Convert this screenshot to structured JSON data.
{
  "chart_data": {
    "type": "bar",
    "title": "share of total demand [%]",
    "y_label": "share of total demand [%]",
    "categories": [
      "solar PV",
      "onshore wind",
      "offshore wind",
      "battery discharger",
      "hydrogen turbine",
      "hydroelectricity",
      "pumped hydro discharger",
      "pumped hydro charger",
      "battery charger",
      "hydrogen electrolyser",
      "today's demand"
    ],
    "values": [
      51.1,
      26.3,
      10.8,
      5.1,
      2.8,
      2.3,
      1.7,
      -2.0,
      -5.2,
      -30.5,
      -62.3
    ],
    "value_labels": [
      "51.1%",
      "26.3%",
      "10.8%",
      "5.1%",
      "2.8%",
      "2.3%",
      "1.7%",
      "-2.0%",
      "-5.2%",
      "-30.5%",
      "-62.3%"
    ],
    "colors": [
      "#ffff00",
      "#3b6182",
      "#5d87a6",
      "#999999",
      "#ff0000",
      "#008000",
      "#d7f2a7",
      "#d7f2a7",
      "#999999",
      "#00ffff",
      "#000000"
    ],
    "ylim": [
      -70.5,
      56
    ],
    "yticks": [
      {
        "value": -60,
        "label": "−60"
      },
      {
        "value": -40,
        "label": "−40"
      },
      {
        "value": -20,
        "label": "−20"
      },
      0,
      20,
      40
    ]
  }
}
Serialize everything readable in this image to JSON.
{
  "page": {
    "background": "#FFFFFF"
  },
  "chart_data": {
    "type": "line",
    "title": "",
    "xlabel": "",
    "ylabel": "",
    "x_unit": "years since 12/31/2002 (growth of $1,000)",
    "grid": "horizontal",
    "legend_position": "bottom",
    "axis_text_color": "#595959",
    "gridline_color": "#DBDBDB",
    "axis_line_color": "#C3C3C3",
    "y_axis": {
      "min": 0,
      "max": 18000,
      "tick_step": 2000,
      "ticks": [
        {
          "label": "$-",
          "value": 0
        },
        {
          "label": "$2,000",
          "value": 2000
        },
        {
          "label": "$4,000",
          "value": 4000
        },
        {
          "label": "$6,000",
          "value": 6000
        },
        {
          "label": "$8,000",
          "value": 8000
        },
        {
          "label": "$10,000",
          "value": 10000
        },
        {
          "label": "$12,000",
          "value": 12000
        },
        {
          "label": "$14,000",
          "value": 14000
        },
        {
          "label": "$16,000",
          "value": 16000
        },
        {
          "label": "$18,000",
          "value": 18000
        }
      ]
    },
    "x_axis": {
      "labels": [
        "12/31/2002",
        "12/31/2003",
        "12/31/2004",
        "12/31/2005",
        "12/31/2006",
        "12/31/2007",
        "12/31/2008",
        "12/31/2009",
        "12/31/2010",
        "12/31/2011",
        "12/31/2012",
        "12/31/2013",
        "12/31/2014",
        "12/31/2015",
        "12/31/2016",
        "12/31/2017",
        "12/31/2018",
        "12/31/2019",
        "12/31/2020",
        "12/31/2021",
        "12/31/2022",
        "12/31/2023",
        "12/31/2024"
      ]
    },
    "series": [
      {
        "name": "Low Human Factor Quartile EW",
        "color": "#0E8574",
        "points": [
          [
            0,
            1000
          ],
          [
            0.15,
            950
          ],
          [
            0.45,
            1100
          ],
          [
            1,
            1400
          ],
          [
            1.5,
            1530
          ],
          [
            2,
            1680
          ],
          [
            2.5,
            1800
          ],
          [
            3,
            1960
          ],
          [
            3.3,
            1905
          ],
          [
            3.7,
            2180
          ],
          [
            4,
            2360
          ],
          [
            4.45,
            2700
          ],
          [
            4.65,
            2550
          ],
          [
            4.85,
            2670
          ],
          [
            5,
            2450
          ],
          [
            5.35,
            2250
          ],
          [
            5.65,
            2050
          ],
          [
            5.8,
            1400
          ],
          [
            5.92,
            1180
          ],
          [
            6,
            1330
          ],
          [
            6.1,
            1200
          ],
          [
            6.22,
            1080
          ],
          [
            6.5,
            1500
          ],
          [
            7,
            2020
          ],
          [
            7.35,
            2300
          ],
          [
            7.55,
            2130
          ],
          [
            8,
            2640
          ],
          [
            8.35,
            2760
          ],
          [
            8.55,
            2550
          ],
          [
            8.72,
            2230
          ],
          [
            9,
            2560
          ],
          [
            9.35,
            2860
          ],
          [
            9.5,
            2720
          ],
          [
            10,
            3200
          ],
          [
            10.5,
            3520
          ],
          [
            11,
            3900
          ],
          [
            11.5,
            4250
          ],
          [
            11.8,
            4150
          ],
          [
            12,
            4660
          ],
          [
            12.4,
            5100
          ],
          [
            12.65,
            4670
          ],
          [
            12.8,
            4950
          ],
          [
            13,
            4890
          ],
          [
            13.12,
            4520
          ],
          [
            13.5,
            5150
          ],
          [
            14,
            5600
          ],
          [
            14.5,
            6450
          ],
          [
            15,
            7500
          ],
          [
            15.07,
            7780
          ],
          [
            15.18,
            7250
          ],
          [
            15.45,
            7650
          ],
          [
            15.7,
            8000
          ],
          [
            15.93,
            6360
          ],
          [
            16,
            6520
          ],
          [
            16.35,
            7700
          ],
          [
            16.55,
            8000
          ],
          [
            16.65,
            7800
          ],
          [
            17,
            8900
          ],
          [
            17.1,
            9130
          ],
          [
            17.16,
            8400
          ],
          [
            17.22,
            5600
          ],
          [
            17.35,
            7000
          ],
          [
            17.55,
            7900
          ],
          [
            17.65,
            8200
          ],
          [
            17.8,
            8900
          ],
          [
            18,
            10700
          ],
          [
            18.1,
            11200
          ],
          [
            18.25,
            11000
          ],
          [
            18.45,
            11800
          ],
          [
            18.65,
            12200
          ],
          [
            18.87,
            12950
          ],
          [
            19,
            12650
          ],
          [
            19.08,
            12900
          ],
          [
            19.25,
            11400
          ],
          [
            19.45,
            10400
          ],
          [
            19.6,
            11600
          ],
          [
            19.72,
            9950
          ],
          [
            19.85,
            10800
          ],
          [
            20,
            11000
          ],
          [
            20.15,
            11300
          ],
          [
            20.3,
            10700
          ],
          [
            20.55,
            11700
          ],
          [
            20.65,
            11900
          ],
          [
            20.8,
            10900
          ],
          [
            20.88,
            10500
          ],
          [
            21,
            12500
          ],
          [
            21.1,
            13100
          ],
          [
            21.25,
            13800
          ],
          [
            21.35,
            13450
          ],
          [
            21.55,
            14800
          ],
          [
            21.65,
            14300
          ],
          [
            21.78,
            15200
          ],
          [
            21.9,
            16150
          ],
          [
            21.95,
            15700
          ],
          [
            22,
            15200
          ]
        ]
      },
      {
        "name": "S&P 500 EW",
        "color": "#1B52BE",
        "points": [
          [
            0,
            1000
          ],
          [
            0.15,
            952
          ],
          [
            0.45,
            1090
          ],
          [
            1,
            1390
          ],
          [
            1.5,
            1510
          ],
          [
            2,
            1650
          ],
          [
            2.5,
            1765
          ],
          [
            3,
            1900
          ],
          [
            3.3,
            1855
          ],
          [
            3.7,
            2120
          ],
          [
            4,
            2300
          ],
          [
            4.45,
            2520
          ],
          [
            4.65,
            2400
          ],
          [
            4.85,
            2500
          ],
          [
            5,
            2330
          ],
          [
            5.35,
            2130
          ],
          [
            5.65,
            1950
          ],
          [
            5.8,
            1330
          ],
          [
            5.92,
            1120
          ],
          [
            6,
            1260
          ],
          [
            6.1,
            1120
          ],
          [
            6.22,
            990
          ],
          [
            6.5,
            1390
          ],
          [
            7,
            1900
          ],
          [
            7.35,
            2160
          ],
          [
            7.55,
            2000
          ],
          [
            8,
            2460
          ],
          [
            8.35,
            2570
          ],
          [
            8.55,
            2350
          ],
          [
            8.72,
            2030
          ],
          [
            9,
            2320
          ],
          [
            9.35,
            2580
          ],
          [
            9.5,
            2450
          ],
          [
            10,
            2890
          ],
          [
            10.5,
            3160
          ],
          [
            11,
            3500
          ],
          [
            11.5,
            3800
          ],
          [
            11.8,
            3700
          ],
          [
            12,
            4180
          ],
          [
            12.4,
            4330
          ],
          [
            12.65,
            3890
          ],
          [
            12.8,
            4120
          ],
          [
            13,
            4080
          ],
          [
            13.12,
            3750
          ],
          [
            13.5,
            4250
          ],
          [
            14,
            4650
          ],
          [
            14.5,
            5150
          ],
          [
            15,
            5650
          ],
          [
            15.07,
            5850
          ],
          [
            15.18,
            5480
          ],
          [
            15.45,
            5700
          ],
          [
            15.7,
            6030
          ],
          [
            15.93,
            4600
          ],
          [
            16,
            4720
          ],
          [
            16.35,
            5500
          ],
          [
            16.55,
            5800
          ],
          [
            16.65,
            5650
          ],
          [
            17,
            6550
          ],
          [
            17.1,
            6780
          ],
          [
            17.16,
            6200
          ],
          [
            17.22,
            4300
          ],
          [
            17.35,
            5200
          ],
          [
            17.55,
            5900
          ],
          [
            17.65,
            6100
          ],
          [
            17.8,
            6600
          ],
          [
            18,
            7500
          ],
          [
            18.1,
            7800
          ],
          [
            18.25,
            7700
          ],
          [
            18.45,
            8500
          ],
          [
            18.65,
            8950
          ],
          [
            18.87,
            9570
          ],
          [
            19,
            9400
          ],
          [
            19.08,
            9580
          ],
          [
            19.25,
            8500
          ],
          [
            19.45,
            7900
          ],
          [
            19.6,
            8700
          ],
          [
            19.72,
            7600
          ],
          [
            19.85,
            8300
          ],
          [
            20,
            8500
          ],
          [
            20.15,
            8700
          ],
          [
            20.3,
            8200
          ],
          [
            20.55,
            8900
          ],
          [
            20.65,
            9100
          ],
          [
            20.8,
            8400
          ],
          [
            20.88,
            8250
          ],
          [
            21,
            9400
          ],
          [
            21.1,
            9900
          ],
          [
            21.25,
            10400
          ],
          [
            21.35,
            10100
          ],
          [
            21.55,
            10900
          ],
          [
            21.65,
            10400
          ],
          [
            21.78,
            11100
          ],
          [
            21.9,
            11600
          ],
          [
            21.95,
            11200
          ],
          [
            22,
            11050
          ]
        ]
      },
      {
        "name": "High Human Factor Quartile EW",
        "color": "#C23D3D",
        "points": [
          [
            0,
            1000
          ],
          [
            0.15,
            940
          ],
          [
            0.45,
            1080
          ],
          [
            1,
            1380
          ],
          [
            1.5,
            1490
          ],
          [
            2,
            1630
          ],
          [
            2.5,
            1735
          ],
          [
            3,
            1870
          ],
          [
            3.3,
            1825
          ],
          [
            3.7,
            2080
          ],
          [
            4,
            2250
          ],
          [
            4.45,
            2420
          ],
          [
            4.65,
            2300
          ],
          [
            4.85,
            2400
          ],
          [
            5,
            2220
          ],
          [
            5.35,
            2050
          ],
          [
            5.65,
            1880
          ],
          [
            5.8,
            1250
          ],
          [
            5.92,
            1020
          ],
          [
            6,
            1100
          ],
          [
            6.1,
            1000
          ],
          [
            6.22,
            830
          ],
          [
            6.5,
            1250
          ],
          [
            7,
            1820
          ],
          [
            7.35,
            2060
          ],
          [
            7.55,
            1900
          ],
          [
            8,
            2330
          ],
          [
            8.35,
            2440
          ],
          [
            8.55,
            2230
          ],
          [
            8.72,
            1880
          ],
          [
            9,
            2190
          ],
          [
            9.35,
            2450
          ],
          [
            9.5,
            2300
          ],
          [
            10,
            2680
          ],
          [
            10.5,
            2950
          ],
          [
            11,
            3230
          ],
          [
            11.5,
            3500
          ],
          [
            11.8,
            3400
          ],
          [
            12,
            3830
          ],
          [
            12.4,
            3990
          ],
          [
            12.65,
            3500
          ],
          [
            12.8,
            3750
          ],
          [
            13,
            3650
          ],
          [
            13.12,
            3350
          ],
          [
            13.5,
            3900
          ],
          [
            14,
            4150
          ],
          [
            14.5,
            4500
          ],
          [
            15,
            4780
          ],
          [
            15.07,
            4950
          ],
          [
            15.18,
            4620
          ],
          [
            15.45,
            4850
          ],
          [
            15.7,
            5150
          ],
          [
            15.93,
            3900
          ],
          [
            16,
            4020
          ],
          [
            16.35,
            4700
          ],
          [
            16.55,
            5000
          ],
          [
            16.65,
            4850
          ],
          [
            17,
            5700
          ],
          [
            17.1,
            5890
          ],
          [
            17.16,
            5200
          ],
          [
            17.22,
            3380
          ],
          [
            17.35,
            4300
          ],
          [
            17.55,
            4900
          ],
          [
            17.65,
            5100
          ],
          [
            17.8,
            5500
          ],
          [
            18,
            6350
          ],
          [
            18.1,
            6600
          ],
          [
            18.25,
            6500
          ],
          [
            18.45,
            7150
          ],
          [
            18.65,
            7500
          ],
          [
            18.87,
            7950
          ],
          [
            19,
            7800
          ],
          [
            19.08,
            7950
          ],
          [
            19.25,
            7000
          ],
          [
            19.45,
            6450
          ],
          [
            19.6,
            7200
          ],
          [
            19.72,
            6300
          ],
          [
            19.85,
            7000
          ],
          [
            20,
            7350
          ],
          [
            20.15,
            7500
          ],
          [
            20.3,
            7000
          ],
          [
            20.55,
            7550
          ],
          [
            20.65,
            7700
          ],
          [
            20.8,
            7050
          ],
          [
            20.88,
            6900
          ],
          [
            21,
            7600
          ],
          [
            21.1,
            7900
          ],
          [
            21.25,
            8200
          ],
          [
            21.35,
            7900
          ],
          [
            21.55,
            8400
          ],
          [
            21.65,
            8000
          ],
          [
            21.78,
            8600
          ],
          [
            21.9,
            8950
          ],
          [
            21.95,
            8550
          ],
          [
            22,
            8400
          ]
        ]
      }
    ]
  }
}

+---+

● EXERCISE REQUIREMENTS
Search the data above for the word "name", then gather each line in which it appears.

● REPLY
        "name": "Low Human Factor Quartile EW",
        "name": "S&P 500 EW",
        "name": "High Human Factor Quartile EW",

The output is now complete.